┏━━

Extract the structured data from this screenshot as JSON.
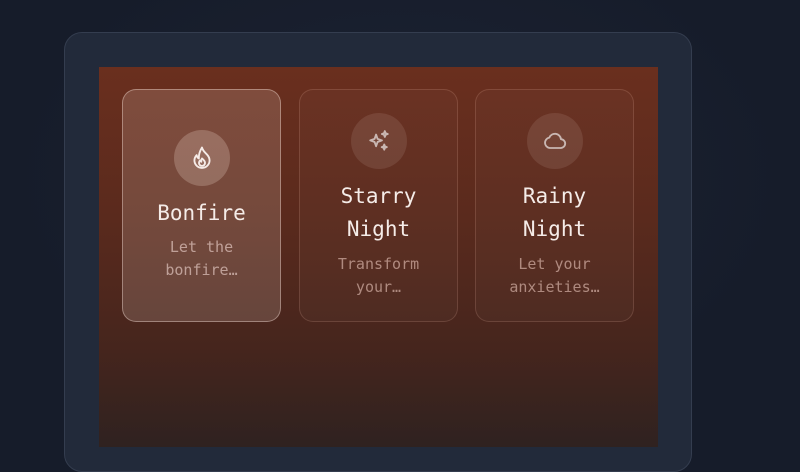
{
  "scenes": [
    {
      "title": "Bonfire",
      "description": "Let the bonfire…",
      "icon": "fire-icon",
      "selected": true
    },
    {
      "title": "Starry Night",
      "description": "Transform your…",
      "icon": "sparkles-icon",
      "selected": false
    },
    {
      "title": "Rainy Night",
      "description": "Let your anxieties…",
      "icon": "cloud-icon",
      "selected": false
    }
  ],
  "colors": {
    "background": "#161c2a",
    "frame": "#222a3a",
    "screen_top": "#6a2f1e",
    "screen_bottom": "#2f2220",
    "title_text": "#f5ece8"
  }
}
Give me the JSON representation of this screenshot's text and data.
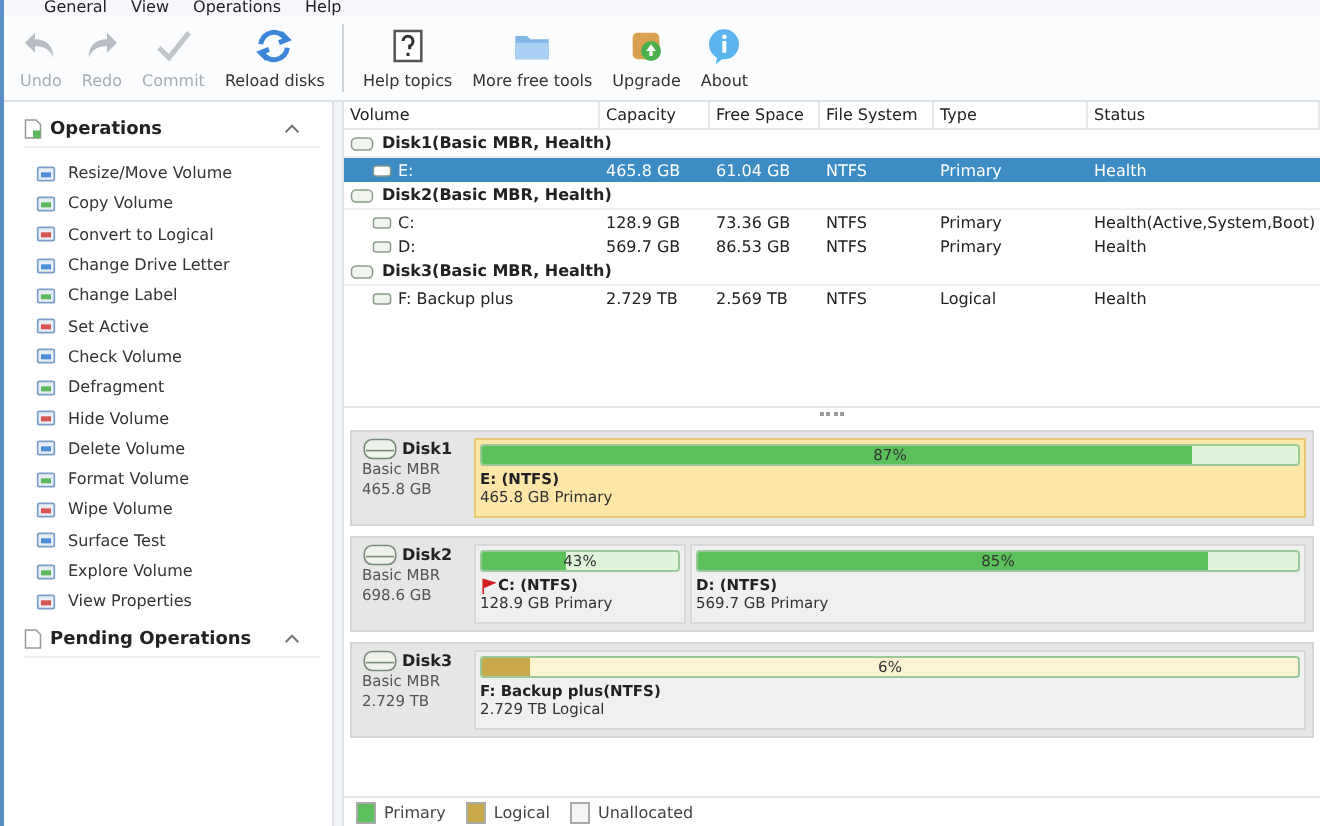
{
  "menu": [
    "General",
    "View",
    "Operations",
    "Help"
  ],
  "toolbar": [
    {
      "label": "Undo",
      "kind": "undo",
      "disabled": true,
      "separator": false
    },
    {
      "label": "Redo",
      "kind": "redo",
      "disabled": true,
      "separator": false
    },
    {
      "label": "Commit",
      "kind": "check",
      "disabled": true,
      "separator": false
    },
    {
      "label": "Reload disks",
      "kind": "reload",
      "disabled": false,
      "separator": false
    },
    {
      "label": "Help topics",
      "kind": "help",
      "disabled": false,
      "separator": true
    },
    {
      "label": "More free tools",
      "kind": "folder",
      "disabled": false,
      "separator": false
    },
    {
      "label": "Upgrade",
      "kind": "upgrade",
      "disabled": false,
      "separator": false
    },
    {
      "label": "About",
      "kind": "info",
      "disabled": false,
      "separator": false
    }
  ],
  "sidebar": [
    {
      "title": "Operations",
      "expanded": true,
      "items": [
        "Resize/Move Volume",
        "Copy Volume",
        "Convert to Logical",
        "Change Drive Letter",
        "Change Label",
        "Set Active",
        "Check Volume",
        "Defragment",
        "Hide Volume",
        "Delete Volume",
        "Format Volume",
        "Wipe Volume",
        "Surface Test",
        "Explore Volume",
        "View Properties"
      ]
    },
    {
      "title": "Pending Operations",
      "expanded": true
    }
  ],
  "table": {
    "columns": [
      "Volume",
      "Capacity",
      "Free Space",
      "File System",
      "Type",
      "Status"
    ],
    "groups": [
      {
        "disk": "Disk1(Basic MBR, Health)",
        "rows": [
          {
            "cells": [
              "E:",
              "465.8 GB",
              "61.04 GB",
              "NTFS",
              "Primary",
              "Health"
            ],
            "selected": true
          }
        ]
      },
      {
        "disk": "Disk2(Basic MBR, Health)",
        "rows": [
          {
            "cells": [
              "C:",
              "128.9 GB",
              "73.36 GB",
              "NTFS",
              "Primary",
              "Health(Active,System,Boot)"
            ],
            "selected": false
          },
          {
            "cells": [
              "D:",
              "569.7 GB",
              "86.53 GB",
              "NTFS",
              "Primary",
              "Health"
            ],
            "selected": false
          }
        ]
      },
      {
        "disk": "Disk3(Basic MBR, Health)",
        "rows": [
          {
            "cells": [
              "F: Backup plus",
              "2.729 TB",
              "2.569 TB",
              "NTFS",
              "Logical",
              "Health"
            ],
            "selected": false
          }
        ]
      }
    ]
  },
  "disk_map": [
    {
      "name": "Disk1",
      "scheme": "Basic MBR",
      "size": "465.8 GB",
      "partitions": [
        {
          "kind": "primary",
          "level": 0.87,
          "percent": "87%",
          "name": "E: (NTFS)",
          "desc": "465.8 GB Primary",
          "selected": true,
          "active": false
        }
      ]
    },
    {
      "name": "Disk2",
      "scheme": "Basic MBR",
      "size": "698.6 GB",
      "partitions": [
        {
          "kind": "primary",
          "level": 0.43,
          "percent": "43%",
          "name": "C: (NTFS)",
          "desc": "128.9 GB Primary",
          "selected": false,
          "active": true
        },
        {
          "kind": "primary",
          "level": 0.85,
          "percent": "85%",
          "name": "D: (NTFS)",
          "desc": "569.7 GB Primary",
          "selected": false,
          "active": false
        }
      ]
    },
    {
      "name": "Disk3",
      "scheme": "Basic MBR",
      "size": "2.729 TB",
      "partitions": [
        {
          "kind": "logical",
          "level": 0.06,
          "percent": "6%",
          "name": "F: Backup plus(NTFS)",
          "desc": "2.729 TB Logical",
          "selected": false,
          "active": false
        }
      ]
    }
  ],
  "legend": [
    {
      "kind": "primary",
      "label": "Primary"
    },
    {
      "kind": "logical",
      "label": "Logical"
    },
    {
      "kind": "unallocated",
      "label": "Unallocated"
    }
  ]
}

┗━━

TASK GOAL ->
Write out the whole listing again, exactly, with no pictures.

EXERCISE SOLUTION ->
Extract the structured data from this screenshot as JSON.
{
  "scenes": [
    {
      "title": "Bonfire",
      "description": "Let the bonfire…",
      "icon": "fire-icon",
      "selected": true
    },
    {
      "title": "Starry Night",
      "description": "Transform your…",
      "icon": "sparkles-icon",
      "selected": false
    },
    {
      "title": "Rainy Night",
      "description": "Let your anxieties…",
      "icon": "cloud-icon",
      "selected": false
    }
  ],
  "colors": {
    "background": "#161c2a",
    "frame": "#222a3a",
    "screen_top": "#6a2f1e",
    "screen_bottom": "#2f2220",
    "title_text": "#f5ece8"
  }
}
Give me the JSON representation of this screenshot's text and data.
{
  "menu": [
    "General",
    "View",
    "Operations",
    "Help"
  ],
  "toolbar": [
    {
      "label": "Undo",
      "kind": "undo",
      "disabled": true,
      "separator": false
    },
    {
      "label": "Redo",
      "kind": "redo",
      "disabled": true,
      "separator": false
    },
    {
      "label": "Commit",
      "kind": "check",
      "disabled": true,
      "separator": false
    },
    {
      "label": "Reload disks",
      "kind": "reload",
      "disabled": false,
      "separator": false
    },
    {
      "label": "Help topics",
      "kind": "help",
      "disabled": false,
      "separator": true
    },
    {
      "label": "More free tools",
      "kind": "folder",
      "disabled": false,
      "separator": false
    },
    {
      "label": "Upgrade",
      "kind": "upgrade",
      "disabled": false,
      "separator": false
    },
    {
      "label": "About",
      "kind": "info",
      "disabled": false,
      "separator": false
    }
  ],
  "sidebar": [
    {
      "title": "Operations",
      "expanded": true,
      "items": [
        "Resize/Move Volume",
        "Copy Volume",
        "Convert to Logical",
        "Change Drive Letter",
        "Change Label",
        "Set Active",
        "Check Volume",
        "Defragment",
        "Hide Volume",
        "Delete Volume",
        "Format Volume",
        "Wipe Volume",
        "Surface Test",
        "Explore Volume",
        "View Properties"
      ]
    },
    {
      "title": "Pending Operations",
      "expanded": true
    }
  ],
  "table": {
    "columns": [
      "Volume",
      "Capacity",
      "Free Space",
      "File System",
      "Type",
      "Status"
    ],
    "groups": [
      {
        "disk": "Disk1(Basic MBR, Health)",
        "rows": [
          {
            "cells": [
              "E:",
              "465.8 GB",
              "61.04 GB",
              "NTFS",
              "Primary",
              "Health"
            ],
            "selected": true
          }
        ]
      },
      {
        "disk": "Disk2(Basic MBR, Health)",
        "rows": [
          {
            "cells": [
              "C:",
              "128.9 GB",
              "73.36 GB",
              "NTFS",
              "Primary",
              "Health(Active,System,Boot)"
            ],
            "selected": false
          },
          {
            "cells": [
              "D:",
              "569.7 GB",
              "86.53 GB",
              "NTFS",
              "Primary",
              "Health"
            ],
            "selected": false
          }
        ]
      },
      {
        "disk": "Disk3(Basic MBR, Health)",
        "rows": [
          {
            "cells": [
              "F: Backup plus",
              "2.729 TB",
              "2.569 TB",
              "NTFS",
              "Logical",
              "Health"
            ],
            "selected": false
          }
        ]
      }
    ]
  },
  "disk_map": [
    {
      "name": "Disk1",
      "scheme": "Basic MBR",
      "size": "465.8 GB",
      "partitions": [
        {
          "kind": "primary",
          "level": 0.87,
          "percent": "87%",
          "name": "E: (NTFS)",
          "desc": "465.8 GB Primary",
          "selected": true,
          "active": false
        }
      ]
    },
    {
      "name": "Disk2",
      "scheme": "Basic MBR",
      "size": "698.6 GB",
      "partitions": [
        {
          "kind": "primary",
          "level": 0.43,
          "percent": "43%",
          "name": "C: (NTFS)",
          "desc": "128.9 GB Primary",
          "selected": false,
          "active": true
        },
        {
          "kind": "primary",
          "level": 0.85,
          "percent": "85%",
          "name": "D: (NTFS)",
          "desc": "569.7 GB Primary",
          "selected": false,
          "active": false
        }
      ]
    },
    {
      "name": "Disk3",
      "scheme": "Basic MBR",
      "size": "2.729 TB",
      "partitions": [
        {
          "kind": "logical",
          "level": 0.06,
          "percent": "6%",
          "name": "F: Backup plus(NTFS)",
          "desc": "2.729 TB Logical",
          "selected": false,
          "active": false
        }
      ]
    }
  ],
  "legend": [
    {
      "kind": "primary",
      "label": "Primary"
    },
    {
      "kind": "logical",
      "label": "Logical"
    },
    {
      "kind": "unallocated",
      "label": "Unallocated"
    }
  ]
}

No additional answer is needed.